■ Written request:
Copy every row below word for word, leaving out the pictures.

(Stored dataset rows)
+ + + +
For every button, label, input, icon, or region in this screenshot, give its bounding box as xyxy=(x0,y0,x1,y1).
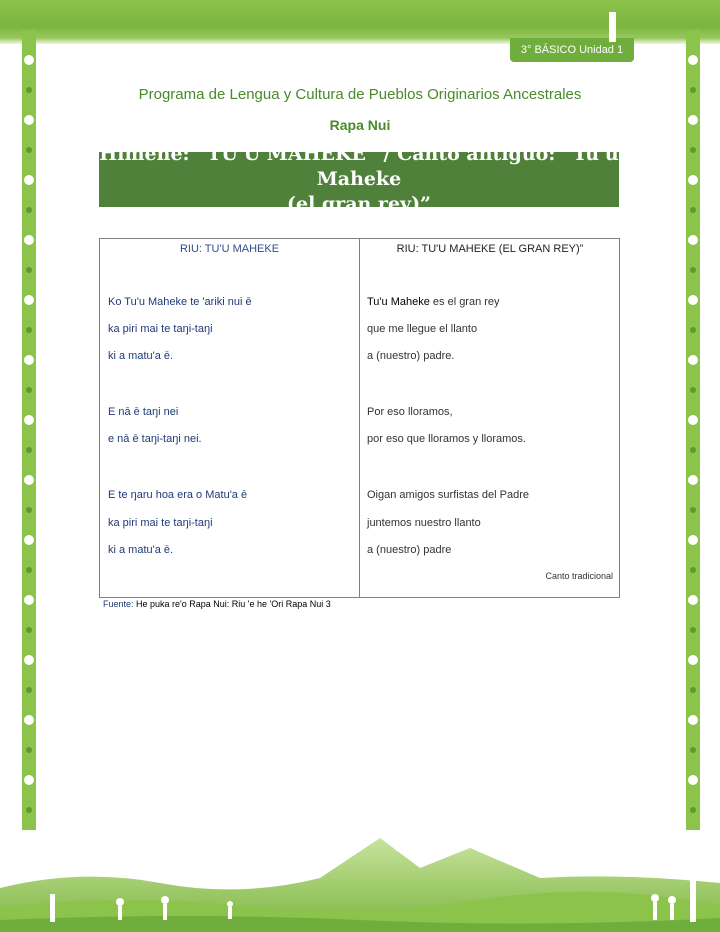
song-credit: Canto tradicional xyxy=(545,571,613,581)
unit-label: 3° BÁSICO Unidad 1 xyxy=(510,38,634,62)
spanish-line: por eso que lloramos y lloramos. xyxy=(367,433,526,445)
song-title-banner xyxy=(99,143,619,215)
banner-line-1: Hīmene: “TU'U MAHEKE” / Canto antiguo: “Tu'u Maheke xyxy=(99,143,619,190)
rapanui-line: ka piri mai te taŋi-taŋi xyxy=(108,323,213,335)
rapanui-line: ki a matu'a ē. xyxy=(108,350,174,362)
spanish-line: juntemos nuestro llanto xyxy=(367,517,481,529)
left-border-ornament xyxy=(16,30,42,830)
spanish-line: que me llegue el llanto xyxy=(367,323,478,335)
king-name: Tu'u Maheke xyxy=(367,296,430,308)
spanish-column-header: RIU: TU'U MAHEKE (EL GRAN REY)” xyxy=(396,243,584,255)
source-title: He puka re'o Rapa Nui: Riu 'e he 'Ori Rapa Nui 3 xyxy=(136,599,331,609)
rapanui-line: E nā ē taŋi nei xyxy=(108,406,179,418)
spanish-line: Oigan amigos surfistas del Padre xyxy=(367,489,530,501)
column-divider xyxy=(359,239,360,597)
source-citation: Fuente: He puka re'o Rapa Nui: Riu 'e he 'Ori Rapa Nui 3 xyxy=(103,599,331,609)
right-border-ornament xyxy=(680,30,706,830)
rapanui-line: ki a matu'a ē. xyxy=(108,544,174,556)
banner-line-2: (el gran rey)” xyxy=(286,193,431,215)
culture-title: Rapa Nui xyxy=(329,117,391,133)
spanish-line: Tu'u Maheke es el gran rey xyxy=(367,296,500,308)
program-title: Programa de Lengua y Cultura de Pueblos Originarios Ancestrales xyxy=(138,86,582,103)
rapanui-column-header: RIU: TU'U MAHEKE xyxy=(179,243,280,255)
rapanui-line: Ko Tu'u Maheke te 'ariki nui ē xyxy=(108,296,252,308)
rapanui-line: E te ŋaru hoa era o Matu'a ē xyxy=(108,489,248,501)
rapanui-line: e nā ē taŋi-taŋi nei. xyxy=(108,433,202,445)
landscape-illustration xyxy=(0,828,720,932)
lyrics-table xyxy=(99,238,620,598)
spanish-line: Por eso lloramos, xyxy=(367,406,453,418)
spanish-line: a (nuestro) padre xyxy=(367,544,452,556)
rapanui-line: ka piri mai te taŋi-taŋi xyxy=(108,517,213,529)
spanish-line: a (nuestro) padre. xyxy=(367,350,455,362)
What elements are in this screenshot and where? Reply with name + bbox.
+ + + +
■ Written response:
For every button, label, input, icon, or region in this screenshot, give its bounding box as xyxy=(x0,y0,x1,y1).
song-credit: Canto tradicional xyxy=(545,571,613,581)
unit-label: 3° BÁSICO Unidad 1 xyxy=(510,38,634,62)
spanish-line: por eso que lloramos y lloramos. xyxy=(367,433,526,445)
song-title-banner xyxy=(99,143,619,215)
banner-line-1: Hīmene: “TU'U MAHEKE” / Canto antiguo: “Tu'u Maheke xyxy=(99,143,619,190)
rapanui-line: ka piri mai te taŋi-taŋi xyxy=(108,323,213,335)
rapanui-line: ki a matu'a ē. xyxy=(108,350,174,362)
spanish-line: juntemos nuestro llanto xyxy=(367,517,481,529)
left-border-ornament xyxy=(16,30,42,830)
spanish-line: que me llegue el llanto xyxy=(367,323,478,335)
king-name: Tu'u Maheke xyxy=(367,296,430,308)
spanish-column-header: RIU: TU'U MAHEKE (EL GRAN REY)” xyxy=(396,243,584,255)
source-title: He puka re'o Rapa Nui: Riu 'e he 'Ori Rapa Nui 3 xyxy=(136,599,331,609)
rapanui-line: E nā ē taŋi nei xyxy=(108,406,179,418)
spanish-line: Oigan amigos surfistas del Padre xyxy=(367,489,530,501)
column-divider xyxy=(359,239,360,597)
source-citation: Fuente: He puka re'o Rapa Nui: Riu 'e he 'Ori Rapa Nui 3 xyxy=(103,599,331,609)
right-border-ornament xyxy=(680,30,706,830)
rapanui-line: ki a matu'a ē. xyxy=(108,544,174,556)
banner-line-2: (el gran rey)” xyxy=(286,193,431,215)
culture-title: Rapa Nui xyxy=(329,117,391,133)
spanish-line: Tu'u Maheke es el gran rey xyxy=(367,296,500,308)
program-title: Programa de Lengua y Cultura de Pueblos Originarios Ancestrales xyxy=(138,86,582,103)
rapanui-column-header: RIU: TU'U MAHEKE xyxy=(179,243,280,255)
rapanui-line: Ko Tu'u Maheke te 'ariki nui ē xyxy=(108,296,252,308)
rapanui-line: E te ŋaru hoa era o Matu'a ē xyxy=(108,489,248,501)
rapanui-line: e nā ē taŋi-taŋi nei. xyxy=(108,433,202,445)
landscape-illustration xyxy=(0,828,720,932)
lyrics-table xyxy=(99,238,620,598)
spanish-line: Por eso lloramos, xyxy=(367,406,453,418)
spanish-line: a (nuestro) padre xyxy=(367,544,452,556)
rapanui-line: ka piri mai te taŋi-taŋi xyxy=(108,517,213,529)
spanish-line: a (nuestro) padre. xyxy=(367,350,455,362)
What elements are in this screenshot and where? Reply with name + bbox.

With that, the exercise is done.